CHALLENGE>
Keep only the lines that hold the string "type", filtering out the rest of the entries below.

══ INFORMATION SUPPLIED ══

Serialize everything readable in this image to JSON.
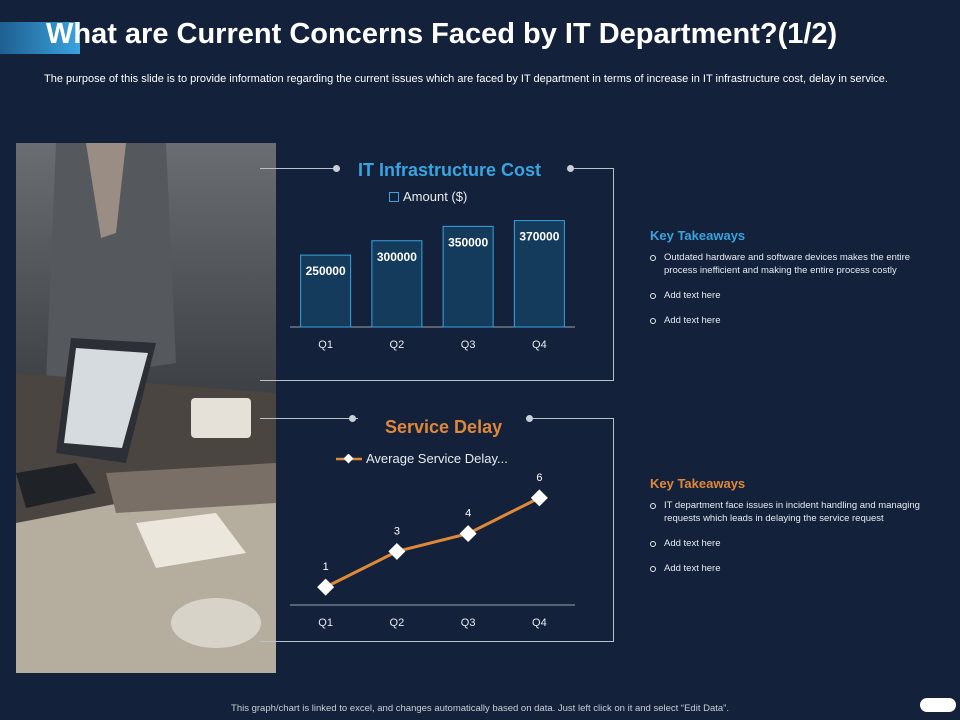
{
  "slide": {
    "title": "What are Current Concerns Faced by IT Department?(1/2)",
    "subtitle": "The purpose of this slide is to provide information regarding the current issues which are faced by IT department in terms of increase in IT infrastructure cost, delay in service.",
    "footer": "This graph/chart is linked to excel, and changes automatically based on data. Just left click on it and select “Edit Data”."
  },
  "colors": {
    "background": "#13213a",
    "accent_blue": "#3aa3e0",
    "accent_orange": "#e0883a",
    "bar_fill": "#143a5c"
  },
  "takeaways_top": {
    "title": "Key Takeaways",
    "items": [
      "Outdated hardware and software devices makes the entire process inefficient and making the entire process costly",
      "Add text here",
      "Add text here"
    ]
  },
  "takeaways_bottom": {
    "title": "Key Takeaways",
    "items": [
      "IT department face issues in incident handling and managing requests which leads in delaying the service request",
      "Add text here",
      "Add text here"
    ]
  },
  "chart_data": [
    {
      "type": "bar",
      "title": "IT Infrastructure  Cost",
      "categories": [
        "Q1",
        "Q2",
        "Q3",
        "Q4"
      ],
      "series": [
        {
          "name": "Amount ($)",
          "values": [
            250000,
            300000,
            350000,
            370000
          ]
        }
      ],
      "data_labels": true,
      "legend": "top",
      "grid": false,
      "ylim": [
        0,
        400000
      ]
    },
    {
      "type": "line",
      "title": "Service Delay",
      "categories": [
        "Q1",
        "Q2",
        "Q3",
        "Q4"
      ],
      "series": [
        {
          "name": "Average Service Delay...",
          "values": [
            1,
            3,
            4,
            6
          ]
        }
      ],
      "data_labels": true,
      "legend": "top",
      "grid": false,
      "ylim": [
        0,
        7
      ]
    }
  ]
}
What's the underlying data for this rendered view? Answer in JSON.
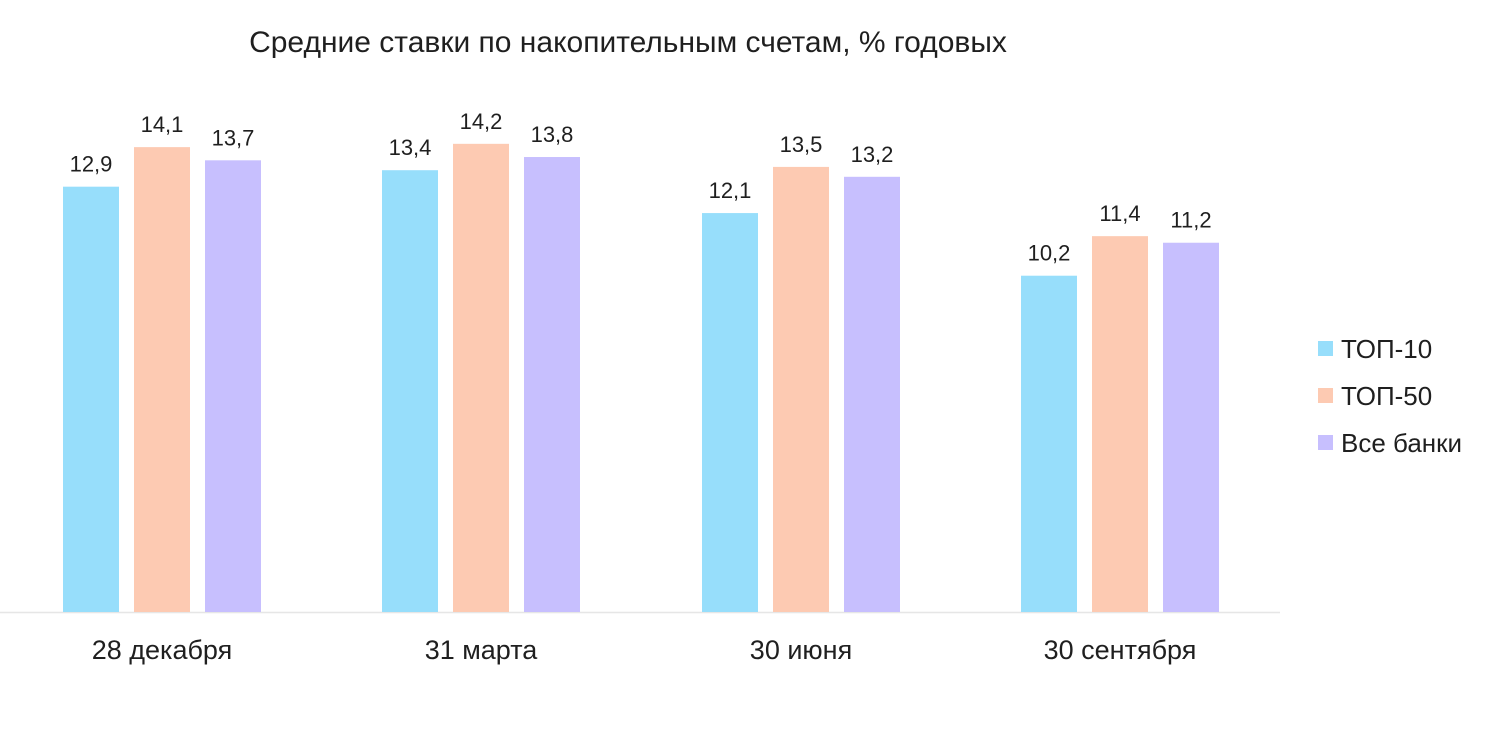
{
  "chart_data": {
    "type": "bar",
    "title": "Средние ставки по накопительным счетам, % годовых",
    "categories": [
      "28 декабря",
      "31 марта",
      "30 июня",
      "30 сентября"
    ],
    "series": [
      {
        "name": "ТОП-10",
        "color": "#97defb",
        "values": [
          12.9,
          13.4,
          12.1,
          10.2
        ],
        "labels": [
          "12,9",
          "13,4",
          "12,1",
          "10,2"
        ]
      },
      {
        "name": "ТОП-50",
        "color": "#fdcab2",
        "values": [
          14.1,
          14.2,
          13.5,
          11.4
        ],
        "labels": [
          "14,1",
          "14,2",
          "13,5",
          "11,4"
        ]
      },
      {
        "name": "Все банки",
        "color": "#c7bffe",
        "values": [
          13.7,
          13.8,
          13.2,
          11.2
        ],
        "labels": [
          "13,7",
          "13,8",
          "13,2",
          "11,2"
        ]
      }
    ],
    "ylim": [
      0,
      16.5
    ],
    "grid": false,
    "legend_position": "right"
  }
}
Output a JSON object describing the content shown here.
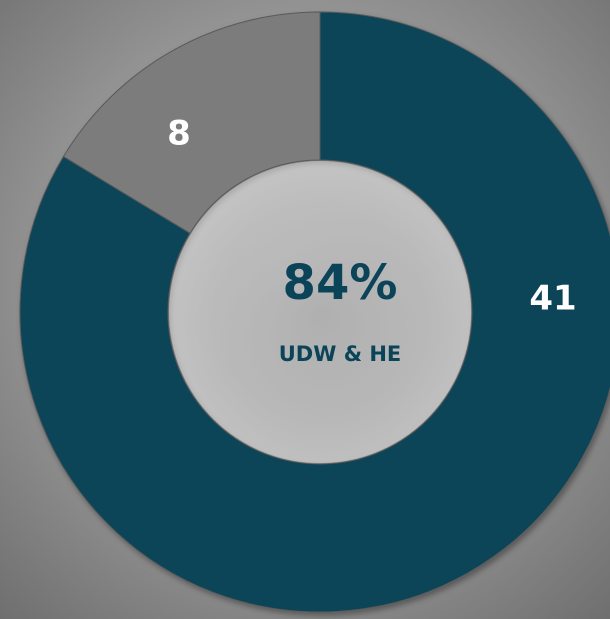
{
  "chart_data": {
    "type": "donut",
    "center_label": "84%",
    "center_sublabel": "UDW & HE",
    "values": [
      41,
      8
    ],
    "colors": [
      "#0b4458",
      "#7b7b7b"
    ],
    "label_color": "#ffffff"
  }
}
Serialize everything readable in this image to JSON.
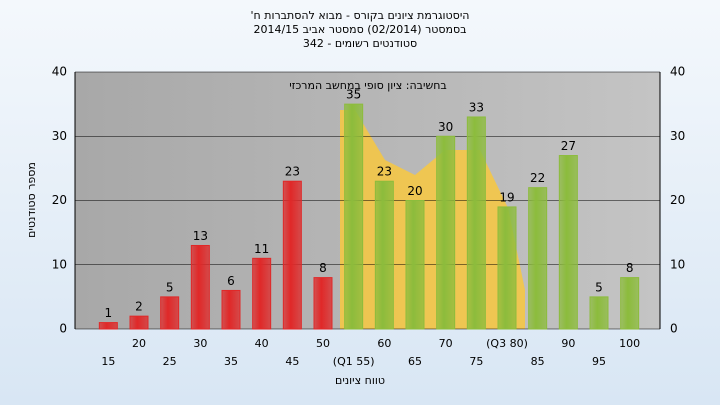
{
  "chart_data": {
    "type": "bar",
    "title": "היסטוגרמת ציונים בקורס - מבוא להסתברות ח'",
    "subtitle": "בסמסטר (02/2014) סמסטר אביב 2014/15",
    "subtitle2": "סטודנטים רשומים - 342",
    "annotation": "בחשיבה: ציון סופי במחשב המרכזי",
    "y_label": "מספר סטודנטים",
    "x_label": "טווח ציונים",
    "categories": [
      "15",
      "20",
      "25",
      "30",
      "35",
      "40",
      "45",
      "50",
      "(Q1 55)",
      "60",
      "65",
      "70",
      "75",
      "(Q3 80)",
      "85",
      "90",
      "95",
      "100"
    ],
    "values": [
      1,
      2,
      5,
      13,
      6,
      11,
      23,
      8,
      35,
      23,
      20,
      30,
      33,
      19,
      22,
      27,
      5,
      8
    ],
    "colors": [
      "#e02828",
      "#e02828",
      "#e02828",
      "#e02828",
      "#e02828",
      "#e02828",
      "#e02828",
      "#e02828",
      "#8cbc3c",
      "#8cbc3c",
      "#8cbc3c",
      "#8cbc3c",
      "#8cbc3c",
      "#8cbc3c",
      "#8cbc3c",
      "#8cbc3c",
      "#8cbc3c",
      "#8cbc3c"
    ],
    "ylim": [
      0,
      40
    ],
    "yticks": [
      0,
      10,
      20,
      30,
      40
    ],
    "grid": true
  }
}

═══

RIGHT ANSWER>
      "type": "bar",
      "type": "line",
    "type": "bar",
    "type": "donut",
    "type": "bar",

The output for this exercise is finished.